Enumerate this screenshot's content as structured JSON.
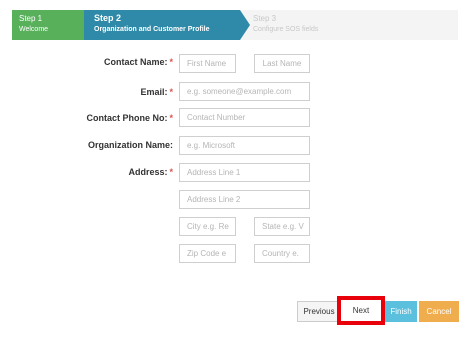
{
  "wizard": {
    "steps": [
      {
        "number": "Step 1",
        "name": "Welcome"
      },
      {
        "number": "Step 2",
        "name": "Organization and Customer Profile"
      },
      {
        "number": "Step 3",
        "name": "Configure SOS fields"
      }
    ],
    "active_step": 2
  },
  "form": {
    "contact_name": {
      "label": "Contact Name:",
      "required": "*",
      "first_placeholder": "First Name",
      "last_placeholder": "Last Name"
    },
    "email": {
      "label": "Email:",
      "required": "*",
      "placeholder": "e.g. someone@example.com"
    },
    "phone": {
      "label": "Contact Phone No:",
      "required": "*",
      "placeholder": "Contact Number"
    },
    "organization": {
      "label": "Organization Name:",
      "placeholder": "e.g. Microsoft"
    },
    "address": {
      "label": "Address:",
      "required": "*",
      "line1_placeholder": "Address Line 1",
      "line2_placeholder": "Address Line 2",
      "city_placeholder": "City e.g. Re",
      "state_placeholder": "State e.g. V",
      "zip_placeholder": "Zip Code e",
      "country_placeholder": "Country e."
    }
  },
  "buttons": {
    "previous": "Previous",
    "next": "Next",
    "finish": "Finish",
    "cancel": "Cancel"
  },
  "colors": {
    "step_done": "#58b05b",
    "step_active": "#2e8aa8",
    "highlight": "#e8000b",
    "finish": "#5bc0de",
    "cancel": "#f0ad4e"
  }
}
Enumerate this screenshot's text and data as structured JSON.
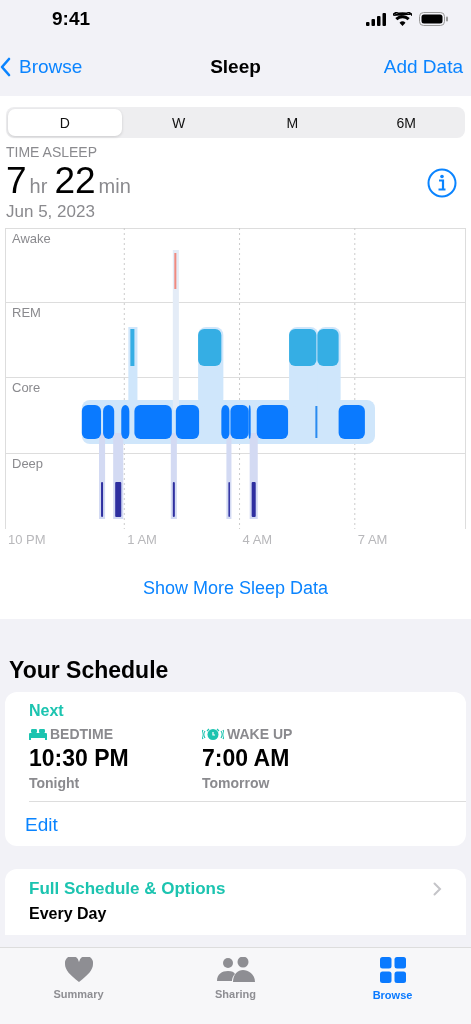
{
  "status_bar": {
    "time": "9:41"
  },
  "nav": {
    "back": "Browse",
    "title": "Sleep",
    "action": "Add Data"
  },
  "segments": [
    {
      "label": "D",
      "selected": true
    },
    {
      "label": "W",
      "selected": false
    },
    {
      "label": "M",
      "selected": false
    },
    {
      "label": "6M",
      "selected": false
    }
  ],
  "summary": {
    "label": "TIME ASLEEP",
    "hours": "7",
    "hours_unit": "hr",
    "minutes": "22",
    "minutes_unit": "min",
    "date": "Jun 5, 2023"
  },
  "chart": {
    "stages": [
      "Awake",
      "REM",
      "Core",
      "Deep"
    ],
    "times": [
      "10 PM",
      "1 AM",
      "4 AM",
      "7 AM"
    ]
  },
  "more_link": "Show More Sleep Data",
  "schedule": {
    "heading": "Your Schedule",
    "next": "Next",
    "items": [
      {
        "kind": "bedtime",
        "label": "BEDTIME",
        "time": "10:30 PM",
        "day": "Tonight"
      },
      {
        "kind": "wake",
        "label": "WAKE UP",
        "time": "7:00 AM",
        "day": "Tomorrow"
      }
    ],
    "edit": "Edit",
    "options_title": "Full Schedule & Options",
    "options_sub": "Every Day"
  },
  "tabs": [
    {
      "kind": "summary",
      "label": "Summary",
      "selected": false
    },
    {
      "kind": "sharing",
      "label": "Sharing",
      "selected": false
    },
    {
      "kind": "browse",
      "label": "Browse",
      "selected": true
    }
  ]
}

DIRECTIVE: Pictures in the records above are left out; print everything else exactly as written.

TASK ANSWER:
Enumerate this screenshot's content as structured JSON.
{
  "wizard": {
    "steps": [
      {
        "number": "Step 1",
        "name": "Welcome"
      },
      {
        "number": "Step 2",
        "name": "Organization and Customer Profile"
      },
      {
        "number": "Step 3",
        "name": "Configure SOS fields"
      }
    ],
    "active_step": 2
  },
  "form": {
    "contact_name": {
      "label": "Contact Name:",
      "required": "*",
      "first_placeholder": "First Name",
      "last_placeholder": "Last Name"
    },
    "email": {
      "label": "Email:",
      "required": "*",
      "placeholder": "e.g. someone@example.com"
    },
    "phone": {
      "label": "Contact Phone No:",
      "required": "*",
      "placeholder": "Contact Number"
    },
    "organization": {
      "label": "Organization Name:",
      "placeholder": "e.g. Microsoft"
    },
    "address": {
      "label": "Address:",
      "required": "*",
      "line1_placeholder": "Address Line 1",
      "line2_placeholder": "Address Line 2",
      "city_placeholder": "City e.g. Re",
      "state_placeholder": "State e.g. V",
      "zip_placeholder": "Zip Code e",
      "country_placeholder": "Country e."
    }
  },
  "buttons": {
    "previous": "Previous",
    "next": "Next",
    "finish": "Finish",
    "cancel": "Cancel"
  },
  "colors": {
    "step_done": "#58b05b",
    "step_active": "#2e8aa8",
    "highlight": "#e8000b",
    "finish": "#5bc0de",
    "cancel": "#f0ad4e"
  }
}
Enumerate this screenshot's text and data as structured JSON.
{
  "status_bar": {
    "time": "9:41"
  },
  "nav": {
    "back": "Browse",
    "title": "Sleep",
    "action": "Add Data"
  },
  "segments": [
    {
      "label": "D",
      "selected": true
    },
    {
      "label": "W",
      "selected": false
    },
    {
      "label": "M",
      "selected": false
    },
    {
      "label": "6M",
      "selected": false
    }
  ],
  "summary": {
    "label": "TIME ASLEEP",
    "hours": "7",
    "hours_unit": "hr",
    "minutes": "22",
    "minutes_unit": "min",
    "date": "Jun 5, 2023"
  },
  "chart": {
    "stages": [
      "Awake",
      "REM",
      "Core",
      "Deep"
    ],
    "times": [
      "10 PM",
      "1 AM",
      "4 AM",
      "7 AM"
    ]
  },
  "more_link": "Show More Sleep Data",
  "schedule": {
    "heading": "Your Schedule",
    "next": "Next",
    "items": [
      {
        "kind": "bedtime",
        "label": "BEDTIME",
        "time": "10:30 PM",
        "day": "Tonight"
      },
      {
        "kind": "wake",
        "label": "WAKE UP",
        "time": "7:00 AM",
        "day": "Tomorrow"
      }
    ],
    "edit": "Edit",
    "options_title": "Full Schedule & Options",
    "options_sub": "Every Day"
  },
  "tabs": [
    {
      "kind": "summary",
      "label": "Summary",
      "selected": false
    },
    {
      "kind": "sharing",
      "label": "Sharing",
      "selected": false
    },
    {
      "kind": "browse",
      "label": "Browse",
      "selected": true
    }
  ]
}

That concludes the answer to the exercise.